What the task asks:
Give the material again in full, matching it exactly.

Supplied material:

□ □ □ □ □ □ □

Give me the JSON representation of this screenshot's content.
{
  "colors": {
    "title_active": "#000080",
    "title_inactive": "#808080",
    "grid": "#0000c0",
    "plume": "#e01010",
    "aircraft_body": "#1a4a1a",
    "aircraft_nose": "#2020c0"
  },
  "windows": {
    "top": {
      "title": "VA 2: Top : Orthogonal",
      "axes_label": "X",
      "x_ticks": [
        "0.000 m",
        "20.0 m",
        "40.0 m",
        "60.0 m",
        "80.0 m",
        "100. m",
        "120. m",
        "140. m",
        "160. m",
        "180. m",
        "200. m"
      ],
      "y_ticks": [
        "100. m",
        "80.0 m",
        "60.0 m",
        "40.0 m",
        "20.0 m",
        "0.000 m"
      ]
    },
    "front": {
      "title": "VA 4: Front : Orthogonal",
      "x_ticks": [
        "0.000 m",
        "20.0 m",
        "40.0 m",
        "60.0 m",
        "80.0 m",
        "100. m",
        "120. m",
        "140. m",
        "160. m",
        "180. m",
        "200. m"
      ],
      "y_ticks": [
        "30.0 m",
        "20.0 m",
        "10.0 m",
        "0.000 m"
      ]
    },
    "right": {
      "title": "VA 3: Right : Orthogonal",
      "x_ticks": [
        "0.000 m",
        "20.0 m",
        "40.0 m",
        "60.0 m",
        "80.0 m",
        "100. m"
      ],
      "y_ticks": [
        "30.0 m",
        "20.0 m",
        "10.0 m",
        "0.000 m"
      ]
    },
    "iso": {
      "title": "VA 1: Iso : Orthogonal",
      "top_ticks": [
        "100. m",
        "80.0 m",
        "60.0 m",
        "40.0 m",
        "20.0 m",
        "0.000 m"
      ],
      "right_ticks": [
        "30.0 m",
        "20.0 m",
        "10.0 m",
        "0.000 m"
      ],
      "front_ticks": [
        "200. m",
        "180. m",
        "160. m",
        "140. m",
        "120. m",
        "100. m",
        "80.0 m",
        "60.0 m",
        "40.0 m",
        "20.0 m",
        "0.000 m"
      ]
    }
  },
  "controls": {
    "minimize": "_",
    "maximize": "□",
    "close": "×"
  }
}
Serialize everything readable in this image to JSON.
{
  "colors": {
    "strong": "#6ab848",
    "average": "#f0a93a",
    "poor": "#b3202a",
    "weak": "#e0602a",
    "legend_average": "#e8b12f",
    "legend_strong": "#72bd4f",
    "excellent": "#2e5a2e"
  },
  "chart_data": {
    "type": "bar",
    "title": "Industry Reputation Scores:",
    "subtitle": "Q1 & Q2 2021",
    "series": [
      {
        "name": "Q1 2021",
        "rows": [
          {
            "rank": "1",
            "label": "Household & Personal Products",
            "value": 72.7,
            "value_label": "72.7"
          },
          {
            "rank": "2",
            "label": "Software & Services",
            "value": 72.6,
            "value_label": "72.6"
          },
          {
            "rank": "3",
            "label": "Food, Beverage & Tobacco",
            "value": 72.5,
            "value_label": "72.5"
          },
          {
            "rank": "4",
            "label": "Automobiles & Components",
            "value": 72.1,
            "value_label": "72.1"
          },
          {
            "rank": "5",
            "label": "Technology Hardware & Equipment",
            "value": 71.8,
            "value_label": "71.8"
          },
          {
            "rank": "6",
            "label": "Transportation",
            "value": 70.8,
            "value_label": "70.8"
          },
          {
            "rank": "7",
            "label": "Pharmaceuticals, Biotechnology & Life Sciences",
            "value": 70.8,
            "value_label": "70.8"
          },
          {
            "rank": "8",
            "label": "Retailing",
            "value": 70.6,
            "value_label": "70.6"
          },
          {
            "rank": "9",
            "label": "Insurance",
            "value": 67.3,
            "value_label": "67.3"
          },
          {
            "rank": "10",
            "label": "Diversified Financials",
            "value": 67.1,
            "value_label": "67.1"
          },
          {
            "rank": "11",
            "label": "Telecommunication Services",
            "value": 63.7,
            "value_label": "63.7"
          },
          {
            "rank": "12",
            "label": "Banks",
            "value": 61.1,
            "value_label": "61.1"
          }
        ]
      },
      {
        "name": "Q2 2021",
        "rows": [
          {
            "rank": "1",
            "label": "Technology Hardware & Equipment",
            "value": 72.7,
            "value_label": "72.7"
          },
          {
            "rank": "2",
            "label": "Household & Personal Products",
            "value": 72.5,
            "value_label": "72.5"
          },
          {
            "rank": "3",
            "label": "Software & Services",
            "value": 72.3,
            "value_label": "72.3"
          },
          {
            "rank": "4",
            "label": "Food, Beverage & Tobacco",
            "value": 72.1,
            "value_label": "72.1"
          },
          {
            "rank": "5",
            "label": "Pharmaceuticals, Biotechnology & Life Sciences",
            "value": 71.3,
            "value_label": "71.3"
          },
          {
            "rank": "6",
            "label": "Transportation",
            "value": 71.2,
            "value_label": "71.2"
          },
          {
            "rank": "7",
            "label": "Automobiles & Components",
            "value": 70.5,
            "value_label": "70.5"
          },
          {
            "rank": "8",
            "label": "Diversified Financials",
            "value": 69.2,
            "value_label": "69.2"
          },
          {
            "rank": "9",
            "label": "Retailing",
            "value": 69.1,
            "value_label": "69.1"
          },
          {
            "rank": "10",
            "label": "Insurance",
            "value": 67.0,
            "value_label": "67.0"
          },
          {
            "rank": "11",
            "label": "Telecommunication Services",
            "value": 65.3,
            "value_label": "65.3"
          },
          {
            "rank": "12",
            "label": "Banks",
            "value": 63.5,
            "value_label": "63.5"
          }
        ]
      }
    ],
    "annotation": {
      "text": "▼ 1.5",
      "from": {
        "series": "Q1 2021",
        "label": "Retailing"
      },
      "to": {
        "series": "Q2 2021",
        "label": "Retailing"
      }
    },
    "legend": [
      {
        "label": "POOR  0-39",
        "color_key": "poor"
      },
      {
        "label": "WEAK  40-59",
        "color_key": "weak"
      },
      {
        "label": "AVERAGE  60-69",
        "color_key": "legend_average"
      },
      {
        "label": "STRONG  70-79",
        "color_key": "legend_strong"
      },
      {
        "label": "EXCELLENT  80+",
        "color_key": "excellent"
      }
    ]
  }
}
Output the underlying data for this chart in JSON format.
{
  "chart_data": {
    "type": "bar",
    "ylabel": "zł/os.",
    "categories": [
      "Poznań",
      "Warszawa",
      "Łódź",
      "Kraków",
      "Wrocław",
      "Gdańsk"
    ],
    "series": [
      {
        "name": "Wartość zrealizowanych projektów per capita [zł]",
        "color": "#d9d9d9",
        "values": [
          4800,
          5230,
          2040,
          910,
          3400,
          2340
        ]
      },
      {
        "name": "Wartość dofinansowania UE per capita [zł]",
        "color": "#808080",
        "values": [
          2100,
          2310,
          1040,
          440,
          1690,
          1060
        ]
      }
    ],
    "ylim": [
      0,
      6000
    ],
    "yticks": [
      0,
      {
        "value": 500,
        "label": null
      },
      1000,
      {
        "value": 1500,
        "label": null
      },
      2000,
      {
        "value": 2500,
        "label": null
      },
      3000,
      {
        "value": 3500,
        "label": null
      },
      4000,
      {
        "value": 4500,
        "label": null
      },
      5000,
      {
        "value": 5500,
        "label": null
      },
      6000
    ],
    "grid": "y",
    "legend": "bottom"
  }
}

□ □ □ □ □ □ □

Answer to the problem:
Give me the JSON representation of this screenshot's content.
{
  "colors": {
    "title_active": "#000080",
    "title_inactive": "#808080",
    "grid": "#0000c0",
    "plume": "#e01010",
    "aircraft_body": "#1a4a1a",
    "aircraft_nose": "#2020c0"
  },
  "windows": {
    "top": {
      "title": "VA 2: Top : Orthogonal",
      "axes_label": "X",
      "x_ticks": [
        "0.000 m",
        "20.0 m",
        "40.0 m",
        "60.0 m",
        "80.0 m",
        "100. m",
        "120. m",
        "140. m",
        "160. m",
        "180. m",
        "200. m"
      ],
      "y_ticks": [
        "100. m",
        "80.0 m",
        "60.0 m",
        "40.0 m",
        "20.0 m",
        "0.000 m"
      ]
    },
    "front": {
      "title": "VA 4: Front : Orthogonal",
      "x_ticks": [
        "0.000 m",
        "20.0 m",
        "40.0 m",
        "60.0 m",
        "80.0 m",
        "100. m",
        "120. m",
        "140. m",
        "160. m",
        "180. m",
        "200. m"
      ],
      "y_ticks": [
        "30.0 m",
        "20.0 m",
        "10.0 m",
        "0.000 m"
      ]
    },
    "right": {
      "title": "VA 3: Right : Orthogonal",
      "x_ticks": [
        "0.000 m",
        "20.0 m",
        "40.0 m",
        "60.0 m",
        "80.0 m",
        "100. m"
      ],
      "y_ticks": [
        "30.0 m",
        "20.0 m",
        "10.0 m",
        "0.000 m"
      ]
    },
    "iso": {
      "title": "VA 1: Iso : Orthogonal",
      "top_ticks": [
        "100. m",
        "80.0 m",
        "60.0 m",
        "40.0 m",
        "20.0 m",
        "0.000 m"
      ],
      "right_ticks": [
        "30.0 m",
        "20.0 m",
        "10.0 m",
        "0.000 m"
      ],
      "front_ticks": [
        "200. m",
        "180. m",
        "160. m",
        "140. m",
        "120. m",
        "100. m",
        "80.0 m",
        "60.0 m",
        "40.0 m",
        "20.0 m",
        "0.000 m"
      ]
    }
  },
  "controls": {
    "minimize": "_",
    "maximize": "□",
    "close": "×"
  }
}
Serialize everything readable in this image to JSON.
{
  "colors": {
    "strong": "#6ab848",
    "average": "#f0a93a",
    "poor": "#b3202a",
    "weak": "#e0602a",
    "legend_average": "#e8b12f",
    "legend_strong": "#72bd4f",
    "excellent": "#2e5a2e"
  },
  "chart_data": {
    "type": "bar",
    "title": "Industry Reputation Scores:",
    "subtitle": "Q1 & Q2 2021",
    "series": [
      {
        "name": "Q1 2021",
        "rows": [
          {
            "rank": "1",
            "label": "Household & Personal Products",
            "value": 72.7,
            "value_label": "72.7"
          },
          {
            "rank": "2",
            "label": "Software & Services",
            "value": 72.6,
            "value_label": "72.6"
          },
          {
            "rank": "3",
            "label": "Food, Beverage & Tobacco",
            "value": 72.5,
            "value_label": "72.5"
          },
          {
            "rank": "4",
            "label": "Automobiles & Components",
            "value": 72.1,
            "value_label": "72.1"
          },
          {
            "rank": "5",
            "label": "Technology Hardware & Equipment",
            "value": 71.8,
            "value_label": "71.8"
          },
          {
            "rank": "6",
            "label": "Transportation",
            "value": 70.8,
            "value_label": "70.8"
          },
          {
            "rank": "7",
            "label": "Pharmaceuticals, Biotechnology & Life Sciences",
            "value": 70.8,
            "value_label": "70.8"
          },
          {
            "rank": "8",
            "label": "Retailing",
            "value": 70.6,
            "value_label": "70.6"
          },
          {
            "rank": "9",
            "label": "Insurance",
            "value": 67.3,
            "value_label": "67.3"
          },
          {
            "rank": "10",
            "label": "Diversified Financials",
            "value": 67.1,
            "value_label": "67.1"
          },
          {
            "rank": "11",
            "label": "Telecommunication Services",
            "value": 63.7,
            "value_label": "63.7"
          },
          {
            "rank": "12",
            "label": "Banks",
            "value": 61.1,
            "value_label": "61.1"
          }
        ]
      },
      {
        "name": "Q2 2021",
        "rows": [
          {
            "rank": "1",
            "label": "Technology Hardware & Equipment",
            "value": 72.7,
            "value_label": "72.7"
          },
          {
            "rank": "2",
            "label": "Household & Personal Products",
            "value": 72.5,
            "value_label": "72.5"
          },
          {
            "rank": "3",
            "label": "Software & Services",
            "value": 72.3,
            "value_label": "72.3"
          },
          {
            "rank": "4",
            "label": "Food, Beverage & Tobacco",
            "value": 72.1,
            "value_label": "72.1"
          },
          {
            "rank": "5",
            "label": "Pharmaceuticals, Biotechnology & Life Sciences",
            "value": 71.3,
            "value_label": "71.3"
          },
          {
            "rank": "6",
            "label": "Transportation",
            "value": 71.2,
            "value_label": "71.2"
          },
          {
            "rank": "7",
            "label": "Automobiles & Components",
            "value": 70.5,
            "value_label": "70.5"
          },
          {
            "rank": "8",
            "label": "Diversified Financials",
            "value": 69.2,
            "value_label": "69.2"
          },
          {
            "rank": "9",
            "label": "Retailing",
            "value": 69.1,
            "value_label": "69.1"
          },
          {
            "rank": "10",
            "label": "Insurance",
            "value": 67.0,
            "value_label": "67.0"
          },
          {
            "rank": "11",
            "label": "Telecommunication Services",
            "value": 65.3,
            "value_label": "65.3"
          },
          {
            "rank": "12",
            "label": "Banks",
            "value": 63.5,
            "value_label": "63.5"
          }
        ]
      }
    ],
    "annotation": {
      "text": "▼ 1.5",
      "from": {
        "series": "Q1 2021",
        "label": "Retailing"
      },
      "to": {
        "series": "Q2 2021",
        "label": "Retailing"
      }
    },
    "legend": [
      {
        "label": "POOR  0-39",
        "color_key": "poor"
      },
      {
        "label": "WEAK  40-59",
        "color_key": "weak"
      },
      {
        "label": "AVERAGE  60-69",
        "color_key": "legend_average"
      },
      {
        "label": "STRONG  70-79",
        "color_key": "legend_strong"
      },
      {
        "label": "EXCELLENT  80+",
        "color_key": "excellent"
      }
    ]
  }
}
Output the underlying data for this chart in JSON format.
{
  "chart_data": {
    "type": "bar",
    "ylabel": "zł/os.",
    "categories": [
      "Poznań",
      "Warszawa",
      "Łódź",
      "Kraków",
      "Wrocław",
      "Gdańsk"
    ],
    "series": [
      {
        "name": "Wartość zrealizowanych projektów per capita [zł]",
        "color": "#d9d9d9",
        "values": [
          4800,
          5230,
          2040,
          910,
          3400,
          2340
        ]
      },
      {
        "name": "Wartość dofinansowania UE per capita [zł]",
        "color": "#808080",
        "values": [
          2100,
          2310,
          1040,
          440,
          1690,
          1060
        ]
      }
    ],
    "ylim": [
      0,
      6000
    ],
    "yticks": [
      0,
      {
        "value": 500,
        "label": null
      },
      1000,
      {
        "value": 1500,
        "label": null
      },
      2000,
      {
        "value": 2500,
        "label": null
      },
      3000,
      {
        "value": 3500,
        "label": null
      },
      4000,
      {
        "value": 4500,
        "label": null
      },
      5000,
      {
        "value": 5500,
        "label": null
      },
      6000
    ],
    "grid": "y",
    "legend": "bottom"
  }
}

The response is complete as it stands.